Both ends included, set down the lines from the line containing "Transcribe the text in this document." through the last line of the records below, without pictures.

========================

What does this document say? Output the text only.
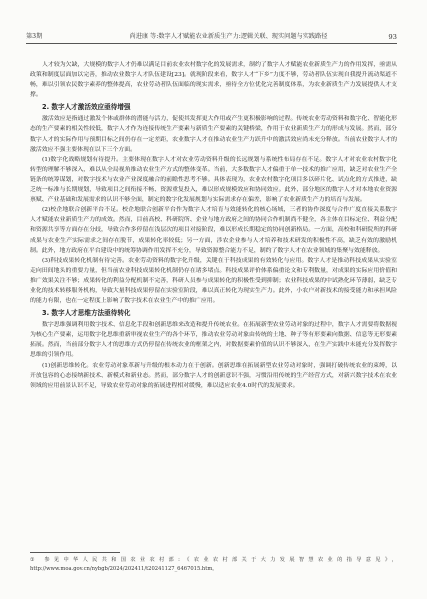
第3期	尚进康 等:数字人才赋能农业新质生产力:逻辑关联、现实问题与实践路径	93

人才较为欠缺，大规模的数字人才仍难以满足目前农业农村数字化的发展需求，制约了数字人才赋能农业新质生产力的作用发挥，亟需从政策和制度层面加以完善，推动农业数字人才队伍建设[23]。就现阶段来看，数字人才“下乡”力度不够，劳动者队伍实现自我提升流动渠道不畅，难以引领农民数字素养的整体提高，农业劳动者队伍面临的现实需求，亟待全方位优化完善制度体系，为农业新质生产力发展提供人才支撑。

2. 数字人才激活效应亟待增强

激活效应是指通过激发个体或群体的潜能与活力，促使其发挥更大作用或产生更积极影响的过程。传统农业劳动资料和数字化、智能化形态的生产要素的相关性较低，数字人才作为连接传统生产要素与新质生产要素的关键桥梁，作用于农业新质生产力的形成与发展。然而，部分数字人才的实际作用与预期目标之间仍存在一定差距，农业数字人才在推动农业生产力跃升中的激活效应尚未充分释放。当前农业数字人才的激活效应不强主要体现在以下三个方面。

(1)数字化战略规划有待提升。主要体现在数字人才对农业劳动资料升级的长远规划与系统性布局存在不足。数字人才对农业农村数字化转型的理解不够深入，难以从全局视角推动农业生产方式的整体变革。当前，大多数数字人才偏重于单一技术的推广应用，缺乏对农业生产全链条的统筹谋划，对数字技术与农业产业深度融合的前瞻性思考不够。具体表现为，农业农村数字化项目多以碎片化、试点化的方式推进，缺乏统一标准与长期规划，导致项目之间衔接不畅、资源重复投入，难以形成规模效应和协同效应。此外，部分地区的数字人才对本地农业资源禀赋、产业基础和发展需求的认识不够全面，制定的数字化发展规划与实际需求存在偏差，影响了农业新质生产力的培育与发展。

(2)校企地联合创新平台不足。校企地联合创新平台作为数字人才培育与效能转化的核心场域，三者的协作深度与合作广度直接关系数字人才赋能农业新质生产力的成效。然而，目前高校、科研院所、企业与地方政府之间的协同合作机制尚不健全，各主体在目标定位、利益分配和资源共享等方面存在分歧，导致合作多停留在浅层次的项目对接阶段，难以形成长期稳定的协同创新格局。一方面，高校和科研院所的科研成果与农业生产实际需求之间存在脱节，成果转化率较低；另一方面，涉农企业参与人才培养和技术研发的积极性不高，缺乏有效的激励机制。此外，地方政府在平台建设中的统筹协调作用发挥不充分，导致资源整合能力不足，制约了数字人才在农业领域的集聚与效能释放。

(3)科技成果转化机制有待完善。农业劳动资料的数字化升级，关键在于科技成果的有效转化与应用。数字人才是推动科技成果从实验室走向田间地头的重要力量，但当前农业科技成果转化机制仍存在诸多堵点。科技成果评价体系偏重论文和专利数量，对成果的实际应用价值和推广效果关注不够；成果转化的利益分配机制不完善，科研人员参与成果转化的积极性受到抑制；农业科技成果的中试熟化环节薄弱，缺乏专业化的技术转移服务机构，导致大量科技成果停留在实验室阶段，难以真正转化为现实生产力。此外，小农户对新技术的接受能力和承担风险的能力有限，也在一定程度上影响了数字技术在农业生产中的推广应用。

3. 数字人才思维方法亟待转化

数字思维强调利用数字技术、信息化手段和创新思维来改造和提升传统农业。在拓展新型农业劳动对象的过程中，数字人才需要将数据视为核心生产要素，运用数字化思维重新审视农业生产的各个环节，推动农业劳动对象由传统的土地、种子等有形要素向数据、信息等无形要素拓展。然而，当前部分数字人才的思维方式仍停留在传统农业的框架之内，对数据要素价值的认识不够深入，在生产实践中未能充分发挥数字思维的引领作用。

(1)创新思维转化。农业劳动对象革新与升级的根本动力在于创新。创新思维在拓展新型农业劳动对象时，强调打破传统农业的束缚，以开放包容的心态接纳新技术、新模式和新业态。然而，部分数字人才的创新意识不强，习惯沿用传统的生产经营方式，对新兴数字技术在农业领域的应用前景认识不足，导致农业劳动对象的拓展进程相对缓慢，难以适应农业4.0时代的发展要求。

① 参见中华人民共和国农业农村部:《农业农村部关于大力发展智慧农业的指导意见》，http://www.moa.gov.cn/nybgb/2024/202411/t20241127_6467015.htm。
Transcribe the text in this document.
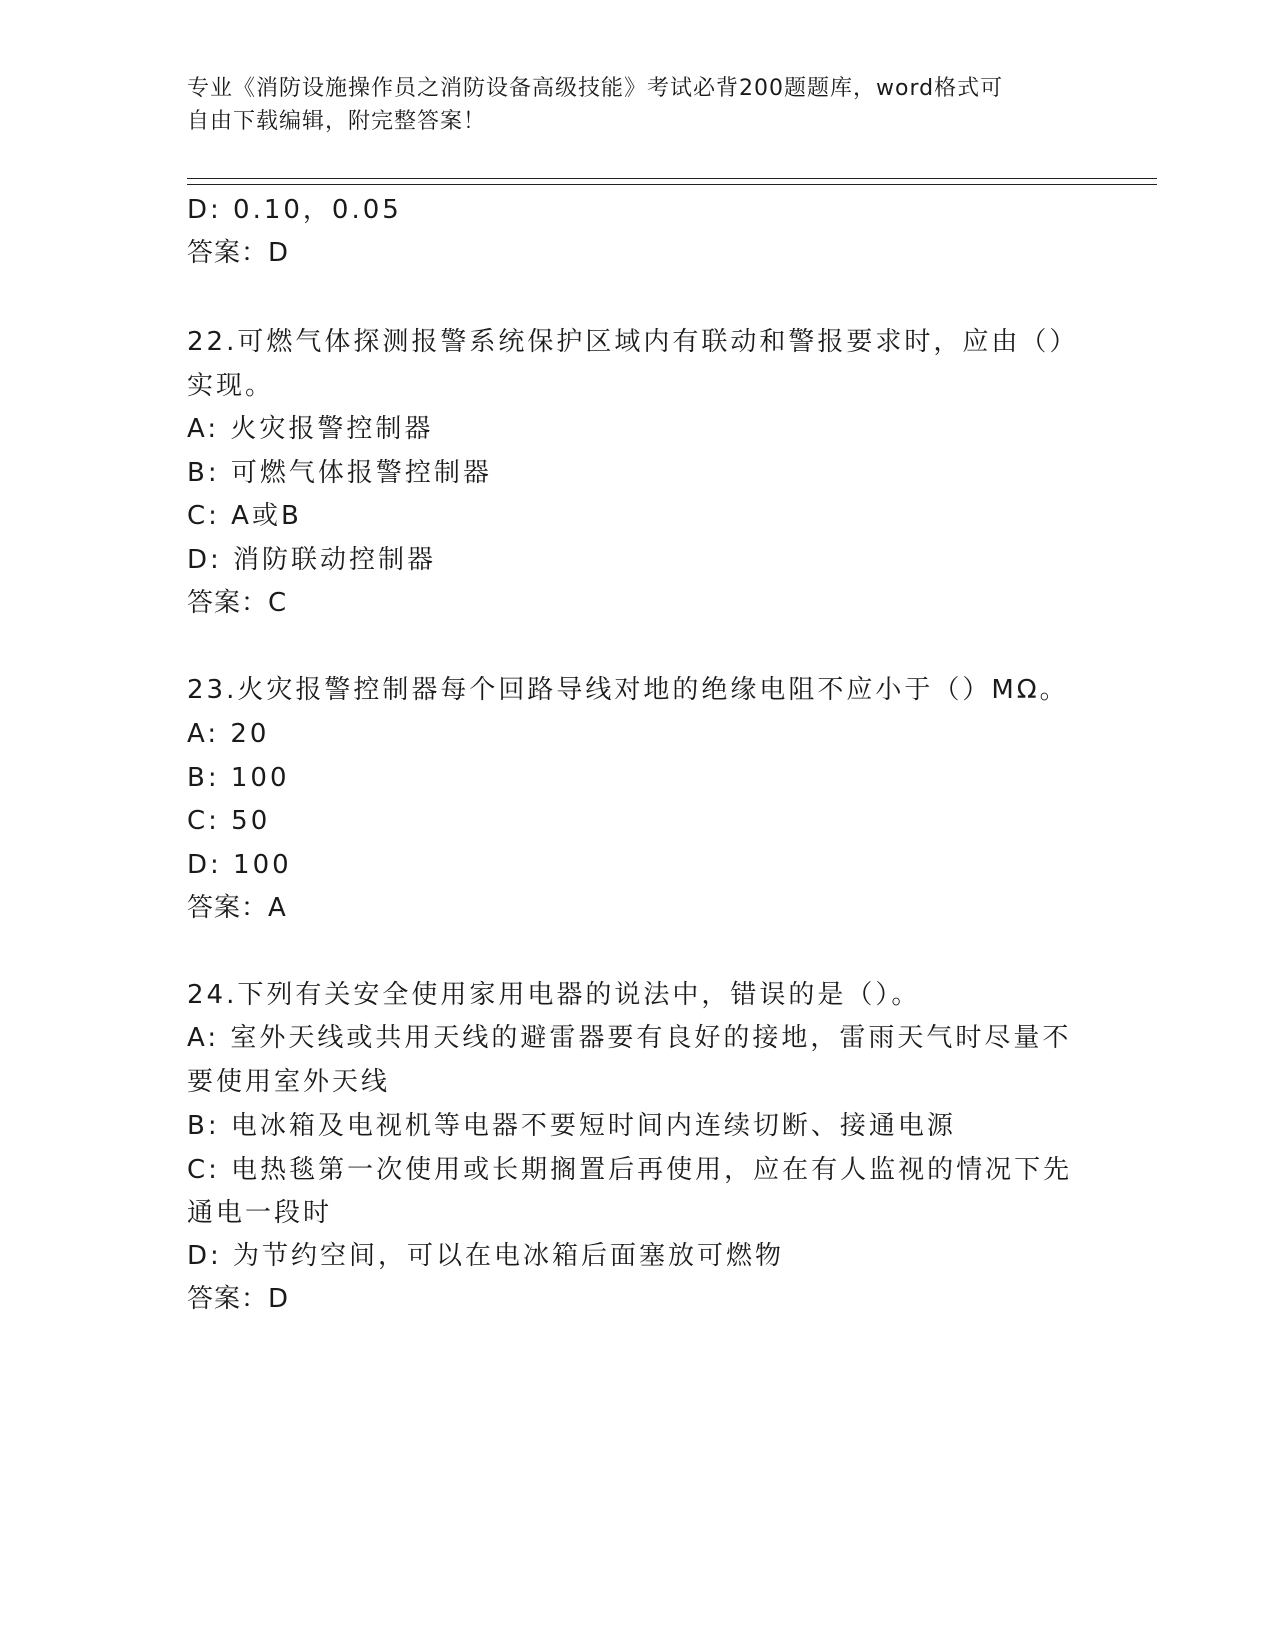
专业《消防设施操作员之消防设备高级技能》考试必背200题题库，word格式可
自由下载编辑，附完整答案！
D: 0.10，0.05
答案：D
22.可燃气体探测报警系统保护区域内有联动和警报要求时，应由（）
实现。
A: 火灾报警控制器
B: 可燃气体报警控制器
C: A或B
D: 消防联动控制器
答案：C
23.火灾报警控制器每个回路导线对地的绝缘电阻不应小于（）MΩ。
A: 20
B: 100
C: 50
D: 100
答案：A
24.下列有关安全使用家用电器的说法中，错误的是（）。
A: 室外天线或共用天线的避雷器要有良好的接地，雷雨天气时尽量不
要使用室外天线
B: 电冰箱及电视机等电器不要短时间内连续切断、接通电源
C: 电热毯第一次使用或长期搁置后再使用，应在有人监视的情况下先
通电一段时
D: 为节约空间，可以在电冰箱后面塞放可燃物
答案：D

========================

Right answer:
Transcribe the text in this document.
专业《消防设施操作员之消防设备高级技能》考试必背200题题库，word格式可
自由下载编辑，附完整答案！
D: 0.10，0.05
答案：D
22.可燃气体探测报警系统保护区域内有联动和警报要求时，应由（）
实现。
A: 火灾报警控制器
B: 可燃气体报警控制器
C: A或B
D: 消防联动控制器
答案：C
23.火灾报警控制器每个回路导线对地的绝缘电阻不应小于（）MΩ。
A: 20
B: 100
C: 50
D: 100
答案：A
24.下列有关安全使用家用电器的说法中，错误的是（）。
A: 室外天线或共用天线的避雷器要有良好的接地，雷雨天气时尽量不
要使用室外天线
B: 电冰箱及电视机等电器不要短时间内连续切断、接通电源
C: 电热毯第一次使用或长期搁置后再使用，应在有人监视的情况下先
通电一段时
D: 为节约空间，可以在电冰箱后面塞放可燃物
答案：D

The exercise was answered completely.